(Data entries)
▬▬▬

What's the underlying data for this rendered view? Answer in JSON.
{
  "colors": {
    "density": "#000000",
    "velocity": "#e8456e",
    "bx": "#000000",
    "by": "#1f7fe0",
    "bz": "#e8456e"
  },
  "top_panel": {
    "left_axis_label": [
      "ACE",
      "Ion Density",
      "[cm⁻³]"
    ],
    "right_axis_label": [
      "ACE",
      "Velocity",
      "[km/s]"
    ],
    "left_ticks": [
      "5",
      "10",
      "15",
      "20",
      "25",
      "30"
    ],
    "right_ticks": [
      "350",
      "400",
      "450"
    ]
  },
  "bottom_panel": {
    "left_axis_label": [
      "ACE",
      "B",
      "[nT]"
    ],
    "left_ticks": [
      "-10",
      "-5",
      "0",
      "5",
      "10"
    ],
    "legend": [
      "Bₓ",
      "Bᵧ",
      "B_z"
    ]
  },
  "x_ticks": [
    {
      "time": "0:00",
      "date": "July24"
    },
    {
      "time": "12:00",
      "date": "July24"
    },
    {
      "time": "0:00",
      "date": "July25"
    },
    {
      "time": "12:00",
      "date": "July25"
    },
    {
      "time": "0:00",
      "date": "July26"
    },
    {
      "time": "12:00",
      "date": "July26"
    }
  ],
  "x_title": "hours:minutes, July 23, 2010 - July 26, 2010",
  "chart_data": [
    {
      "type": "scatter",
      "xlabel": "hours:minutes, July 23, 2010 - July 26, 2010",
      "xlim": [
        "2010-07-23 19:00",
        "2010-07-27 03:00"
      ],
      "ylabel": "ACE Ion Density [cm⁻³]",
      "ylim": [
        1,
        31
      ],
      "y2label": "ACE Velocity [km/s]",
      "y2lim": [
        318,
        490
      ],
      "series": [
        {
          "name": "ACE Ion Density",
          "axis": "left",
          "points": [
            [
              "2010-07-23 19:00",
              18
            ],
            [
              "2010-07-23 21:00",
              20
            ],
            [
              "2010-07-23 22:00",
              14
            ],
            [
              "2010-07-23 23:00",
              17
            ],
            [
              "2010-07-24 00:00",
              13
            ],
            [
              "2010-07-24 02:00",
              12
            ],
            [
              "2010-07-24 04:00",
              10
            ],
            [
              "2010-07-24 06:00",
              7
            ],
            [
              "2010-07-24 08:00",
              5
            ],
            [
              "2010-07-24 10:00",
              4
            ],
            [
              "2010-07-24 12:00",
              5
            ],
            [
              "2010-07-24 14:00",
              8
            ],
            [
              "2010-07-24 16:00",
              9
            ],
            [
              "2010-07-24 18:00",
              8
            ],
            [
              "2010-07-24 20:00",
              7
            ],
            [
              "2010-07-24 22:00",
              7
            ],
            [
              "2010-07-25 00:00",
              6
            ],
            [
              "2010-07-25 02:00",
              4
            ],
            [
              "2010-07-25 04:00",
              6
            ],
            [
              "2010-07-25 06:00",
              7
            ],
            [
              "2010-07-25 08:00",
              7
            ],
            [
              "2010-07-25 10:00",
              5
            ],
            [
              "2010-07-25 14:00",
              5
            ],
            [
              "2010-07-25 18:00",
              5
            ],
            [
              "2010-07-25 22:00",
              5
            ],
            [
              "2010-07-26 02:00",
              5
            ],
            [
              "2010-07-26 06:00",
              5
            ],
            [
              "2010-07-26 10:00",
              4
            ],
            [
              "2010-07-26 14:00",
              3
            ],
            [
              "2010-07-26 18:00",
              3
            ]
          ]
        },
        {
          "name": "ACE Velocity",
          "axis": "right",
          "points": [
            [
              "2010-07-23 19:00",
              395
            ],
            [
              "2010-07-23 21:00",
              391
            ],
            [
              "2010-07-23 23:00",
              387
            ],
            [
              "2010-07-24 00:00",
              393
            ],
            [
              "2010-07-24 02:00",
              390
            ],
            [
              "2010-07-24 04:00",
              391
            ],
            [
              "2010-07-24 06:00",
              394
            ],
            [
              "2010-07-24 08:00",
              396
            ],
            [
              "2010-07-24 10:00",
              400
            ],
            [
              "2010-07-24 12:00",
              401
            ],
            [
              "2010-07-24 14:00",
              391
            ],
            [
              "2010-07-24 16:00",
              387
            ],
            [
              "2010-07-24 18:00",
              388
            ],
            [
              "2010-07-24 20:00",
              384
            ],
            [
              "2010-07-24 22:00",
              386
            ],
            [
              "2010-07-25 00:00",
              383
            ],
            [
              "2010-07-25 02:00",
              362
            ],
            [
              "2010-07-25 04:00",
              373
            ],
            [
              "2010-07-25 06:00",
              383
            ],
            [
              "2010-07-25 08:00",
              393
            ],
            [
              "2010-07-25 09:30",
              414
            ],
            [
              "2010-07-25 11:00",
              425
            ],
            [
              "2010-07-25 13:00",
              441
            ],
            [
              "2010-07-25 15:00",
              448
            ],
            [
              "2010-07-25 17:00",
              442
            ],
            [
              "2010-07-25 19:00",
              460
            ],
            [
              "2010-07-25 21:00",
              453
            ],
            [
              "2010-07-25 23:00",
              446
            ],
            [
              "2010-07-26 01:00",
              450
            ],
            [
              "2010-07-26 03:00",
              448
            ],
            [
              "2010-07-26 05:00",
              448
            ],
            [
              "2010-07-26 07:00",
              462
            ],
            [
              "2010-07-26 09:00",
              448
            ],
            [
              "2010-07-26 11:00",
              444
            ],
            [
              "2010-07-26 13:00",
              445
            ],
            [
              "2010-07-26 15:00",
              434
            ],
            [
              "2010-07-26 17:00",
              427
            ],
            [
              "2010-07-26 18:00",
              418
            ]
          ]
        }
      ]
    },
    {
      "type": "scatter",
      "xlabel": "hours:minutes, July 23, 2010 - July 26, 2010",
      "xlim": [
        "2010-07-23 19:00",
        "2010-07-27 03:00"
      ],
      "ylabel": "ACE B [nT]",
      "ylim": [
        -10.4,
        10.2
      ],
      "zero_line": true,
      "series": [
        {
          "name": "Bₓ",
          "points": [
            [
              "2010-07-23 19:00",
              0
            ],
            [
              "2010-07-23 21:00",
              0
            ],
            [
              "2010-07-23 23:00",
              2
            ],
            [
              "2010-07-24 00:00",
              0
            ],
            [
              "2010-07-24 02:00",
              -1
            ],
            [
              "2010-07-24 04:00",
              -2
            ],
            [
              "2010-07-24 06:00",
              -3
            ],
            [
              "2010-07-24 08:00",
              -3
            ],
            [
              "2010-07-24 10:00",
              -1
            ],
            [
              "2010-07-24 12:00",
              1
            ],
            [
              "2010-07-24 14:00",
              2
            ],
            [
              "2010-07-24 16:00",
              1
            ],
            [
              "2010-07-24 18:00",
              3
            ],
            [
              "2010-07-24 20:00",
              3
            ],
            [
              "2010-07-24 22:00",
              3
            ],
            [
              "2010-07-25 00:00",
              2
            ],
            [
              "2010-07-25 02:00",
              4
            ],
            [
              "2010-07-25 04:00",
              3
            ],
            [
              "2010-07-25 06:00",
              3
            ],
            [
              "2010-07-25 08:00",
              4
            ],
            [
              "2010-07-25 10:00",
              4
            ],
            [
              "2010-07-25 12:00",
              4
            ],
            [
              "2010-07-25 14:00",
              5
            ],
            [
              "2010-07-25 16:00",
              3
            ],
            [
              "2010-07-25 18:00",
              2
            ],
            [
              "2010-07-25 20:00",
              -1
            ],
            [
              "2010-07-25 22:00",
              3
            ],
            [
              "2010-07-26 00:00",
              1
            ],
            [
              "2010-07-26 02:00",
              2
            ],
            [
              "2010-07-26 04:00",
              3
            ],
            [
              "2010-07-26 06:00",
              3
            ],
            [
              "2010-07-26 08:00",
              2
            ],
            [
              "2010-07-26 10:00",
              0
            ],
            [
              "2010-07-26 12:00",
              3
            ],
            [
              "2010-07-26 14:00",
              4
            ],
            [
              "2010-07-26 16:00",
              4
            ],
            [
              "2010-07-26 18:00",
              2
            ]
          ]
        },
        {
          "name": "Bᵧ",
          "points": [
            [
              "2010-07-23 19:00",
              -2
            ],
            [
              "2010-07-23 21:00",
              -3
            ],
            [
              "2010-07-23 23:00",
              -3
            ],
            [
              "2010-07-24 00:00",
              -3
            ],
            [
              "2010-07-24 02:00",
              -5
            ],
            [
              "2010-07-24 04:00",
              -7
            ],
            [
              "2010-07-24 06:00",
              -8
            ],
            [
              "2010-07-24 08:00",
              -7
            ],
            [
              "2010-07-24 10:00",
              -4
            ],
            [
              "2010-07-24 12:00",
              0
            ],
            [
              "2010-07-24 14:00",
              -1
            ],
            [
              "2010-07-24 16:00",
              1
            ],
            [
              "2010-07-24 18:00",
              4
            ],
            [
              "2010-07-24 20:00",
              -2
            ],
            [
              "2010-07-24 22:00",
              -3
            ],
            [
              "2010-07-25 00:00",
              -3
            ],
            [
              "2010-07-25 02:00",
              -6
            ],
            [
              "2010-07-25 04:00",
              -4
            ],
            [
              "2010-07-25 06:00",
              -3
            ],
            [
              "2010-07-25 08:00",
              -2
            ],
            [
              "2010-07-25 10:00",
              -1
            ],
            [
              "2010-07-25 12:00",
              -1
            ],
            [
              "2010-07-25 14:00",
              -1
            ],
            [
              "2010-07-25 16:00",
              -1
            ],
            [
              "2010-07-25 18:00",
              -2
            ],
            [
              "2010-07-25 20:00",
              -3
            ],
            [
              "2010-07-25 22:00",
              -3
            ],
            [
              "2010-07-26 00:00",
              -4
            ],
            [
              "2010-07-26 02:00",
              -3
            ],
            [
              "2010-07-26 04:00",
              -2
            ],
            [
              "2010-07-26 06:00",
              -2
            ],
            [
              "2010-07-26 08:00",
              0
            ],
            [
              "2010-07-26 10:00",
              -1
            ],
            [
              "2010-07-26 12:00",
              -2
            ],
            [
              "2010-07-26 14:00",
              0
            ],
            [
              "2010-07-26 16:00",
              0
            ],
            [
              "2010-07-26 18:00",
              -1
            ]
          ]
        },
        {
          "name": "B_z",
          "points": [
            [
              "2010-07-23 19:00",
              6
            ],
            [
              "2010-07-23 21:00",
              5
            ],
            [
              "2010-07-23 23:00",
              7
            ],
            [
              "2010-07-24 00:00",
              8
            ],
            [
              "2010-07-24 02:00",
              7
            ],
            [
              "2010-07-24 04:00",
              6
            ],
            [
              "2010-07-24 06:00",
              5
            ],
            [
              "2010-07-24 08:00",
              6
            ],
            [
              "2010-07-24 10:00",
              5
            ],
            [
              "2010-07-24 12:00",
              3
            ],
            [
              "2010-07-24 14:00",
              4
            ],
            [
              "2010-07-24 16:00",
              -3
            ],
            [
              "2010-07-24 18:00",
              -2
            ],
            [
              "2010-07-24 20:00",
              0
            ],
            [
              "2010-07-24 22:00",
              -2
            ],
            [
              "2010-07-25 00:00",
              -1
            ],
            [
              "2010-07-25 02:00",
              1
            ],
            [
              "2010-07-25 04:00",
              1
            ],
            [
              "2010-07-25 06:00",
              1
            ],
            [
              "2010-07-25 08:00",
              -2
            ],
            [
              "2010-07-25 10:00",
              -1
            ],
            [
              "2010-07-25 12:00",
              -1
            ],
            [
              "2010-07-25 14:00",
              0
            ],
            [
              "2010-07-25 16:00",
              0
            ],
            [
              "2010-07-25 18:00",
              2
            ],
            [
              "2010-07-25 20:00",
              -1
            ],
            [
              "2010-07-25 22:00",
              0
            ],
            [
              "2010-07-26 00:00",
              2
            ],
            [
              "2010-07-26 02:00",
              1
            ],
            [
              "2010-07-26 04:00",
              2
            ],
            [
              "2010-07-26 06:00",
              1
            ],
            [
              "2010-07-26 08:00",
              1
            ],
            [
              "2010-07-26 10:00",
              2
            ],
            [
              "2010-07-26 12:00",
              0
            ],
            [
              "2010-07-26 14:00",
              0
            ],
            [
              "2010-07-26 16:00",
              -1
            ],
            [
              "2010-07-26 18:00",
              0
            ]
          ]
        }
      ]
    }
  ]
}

▬▬▬

• **TASK OBJECTIVE**: Check each line above for the word "name" and copy the ones that have it.

• **EXERCISE RESULT**:
          "name": "ACE Ion Density",
          "name": "ACE Velocity",
          "name": "Bₓ",
          "name": "Bᵧ",
          "name": "B_z",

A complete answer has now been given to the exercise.